▶ [WHAT IS NEEDED] Filter the records below for the word "this". Copy each line that holds it.

▶ [RECORD SET]
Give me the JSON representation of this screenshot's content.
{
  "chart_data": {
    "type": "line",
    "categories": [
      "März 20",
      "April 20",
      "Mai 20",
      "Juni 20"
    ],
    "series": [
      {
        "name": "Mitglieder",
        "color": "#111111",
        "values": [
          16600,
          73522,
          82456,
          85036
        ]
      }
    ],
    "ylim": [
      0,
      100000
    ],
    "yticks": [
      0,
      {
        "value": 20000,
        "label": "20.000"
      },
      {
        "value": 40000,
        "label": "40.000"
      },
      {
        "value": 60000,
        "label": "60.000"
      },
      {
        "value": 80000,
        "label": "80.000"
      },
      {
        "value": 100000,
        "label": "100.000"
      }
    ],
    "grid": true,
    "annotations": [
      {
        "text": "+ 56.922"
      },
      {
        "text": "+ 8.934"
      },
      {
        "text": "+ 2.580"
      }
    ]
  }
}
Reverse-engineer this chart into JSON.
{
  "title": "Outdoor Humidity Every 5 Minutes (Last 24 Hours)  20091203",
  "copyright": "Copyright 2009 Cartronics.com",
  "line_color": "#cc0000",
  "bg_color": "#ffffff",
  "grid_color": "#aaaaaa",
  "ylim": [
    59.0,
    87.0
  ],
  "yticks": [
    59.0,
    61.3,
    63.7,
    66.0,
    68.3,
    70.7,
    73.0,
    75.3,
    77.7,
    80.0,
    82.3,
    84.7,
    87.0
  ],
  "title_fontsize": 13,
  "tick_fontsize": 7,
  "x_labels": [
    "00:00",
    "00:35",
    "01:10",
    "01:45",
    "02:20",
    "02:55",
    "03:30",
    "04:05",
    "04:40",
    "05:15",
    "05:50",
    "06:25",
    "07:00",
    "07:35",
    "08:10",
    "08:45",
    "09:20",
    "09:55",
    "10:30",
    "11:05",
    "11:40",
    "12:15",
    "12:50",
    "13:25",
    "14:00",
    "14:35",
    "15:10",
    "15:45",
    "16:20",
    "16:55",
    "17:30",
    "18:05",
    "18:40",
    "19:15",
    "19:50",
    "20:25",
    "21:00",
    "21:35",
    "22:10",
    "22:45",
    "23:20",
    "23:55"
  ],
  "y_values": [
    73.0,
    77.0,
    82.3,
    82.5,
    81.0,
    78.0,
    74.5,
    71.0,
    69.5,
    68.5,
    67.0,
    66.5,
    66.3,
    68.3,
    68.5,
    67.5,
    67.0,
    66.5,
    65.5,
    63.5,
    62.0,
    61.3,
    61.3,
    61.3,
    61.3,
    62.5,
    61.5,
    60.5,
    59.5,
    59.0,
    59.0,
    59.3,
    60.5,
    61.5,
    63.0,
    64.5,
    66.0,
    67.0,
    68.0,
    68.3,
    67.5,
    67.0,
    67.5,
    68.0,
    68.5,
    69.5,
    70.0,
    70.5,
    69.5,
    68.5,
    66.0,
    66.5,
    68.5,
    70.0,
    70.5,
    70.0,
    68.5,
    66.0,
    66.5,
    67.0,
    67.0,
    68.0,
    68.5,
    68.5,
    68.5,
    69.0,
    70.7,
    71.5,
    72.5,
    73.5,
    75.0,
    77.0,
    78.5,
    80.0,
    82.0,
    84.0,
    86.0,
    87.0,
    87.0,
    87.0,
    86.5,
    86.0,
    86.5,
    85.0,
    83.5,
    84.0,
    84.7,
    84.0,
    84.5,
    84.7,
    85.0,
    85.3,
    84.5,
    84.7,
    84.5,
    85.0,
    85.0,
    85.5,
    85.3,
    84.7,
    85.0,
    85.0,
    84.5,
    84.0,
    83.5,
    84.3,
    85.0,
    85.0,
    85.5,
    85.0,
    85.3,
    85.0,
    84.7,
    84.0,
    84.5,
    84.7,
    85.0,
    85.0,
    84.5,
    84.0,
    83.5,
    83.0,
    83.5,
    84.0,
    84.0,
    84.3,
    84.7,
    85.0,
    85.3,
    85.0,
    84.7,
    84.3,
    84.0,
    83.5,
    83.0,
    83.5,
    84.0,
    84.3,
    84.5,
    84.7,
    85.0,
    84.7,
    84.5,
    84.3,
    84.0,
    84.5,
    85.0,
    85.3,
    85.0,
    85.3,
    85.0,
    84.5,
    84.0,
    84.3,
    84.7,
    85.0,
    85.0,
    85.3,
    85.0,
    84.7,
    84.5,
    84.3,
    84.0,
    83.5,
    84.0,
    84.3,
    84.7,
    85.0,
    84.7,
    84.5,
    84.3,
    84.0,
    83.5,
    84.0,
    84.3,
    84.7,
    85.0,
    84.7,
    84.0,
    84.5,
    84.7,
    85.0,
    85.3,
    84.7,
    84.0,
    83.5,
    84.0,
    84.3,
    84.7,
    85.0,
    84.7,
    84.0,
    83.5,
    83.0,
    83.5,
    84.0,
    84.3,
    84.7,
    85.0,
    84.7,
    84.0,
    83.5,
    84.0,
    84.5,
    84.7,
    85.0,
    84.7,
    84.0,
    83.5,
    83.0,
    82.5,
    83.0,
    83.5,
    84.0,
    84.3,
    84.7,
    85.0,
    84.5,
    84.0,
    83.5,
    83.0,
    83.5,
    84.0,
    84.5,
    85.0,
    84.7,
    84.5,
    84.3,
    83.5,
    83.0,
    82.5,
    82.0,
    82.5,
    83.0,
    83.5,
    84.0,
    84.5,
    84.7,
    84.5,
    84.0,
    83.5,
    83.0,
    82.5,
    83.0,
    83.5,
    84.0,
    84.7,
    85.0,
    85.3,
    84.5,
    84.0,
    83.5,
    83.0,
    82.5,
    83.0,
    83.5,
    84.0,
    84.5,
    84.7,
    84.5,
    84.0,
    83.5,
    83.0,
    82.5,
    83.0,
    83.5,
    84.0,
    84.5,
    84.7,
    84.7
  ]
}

▶ [OUTPUT BELOW]
Give me the JSON representation of this screenshot's content.
Reverse-engineer this chart into JSON.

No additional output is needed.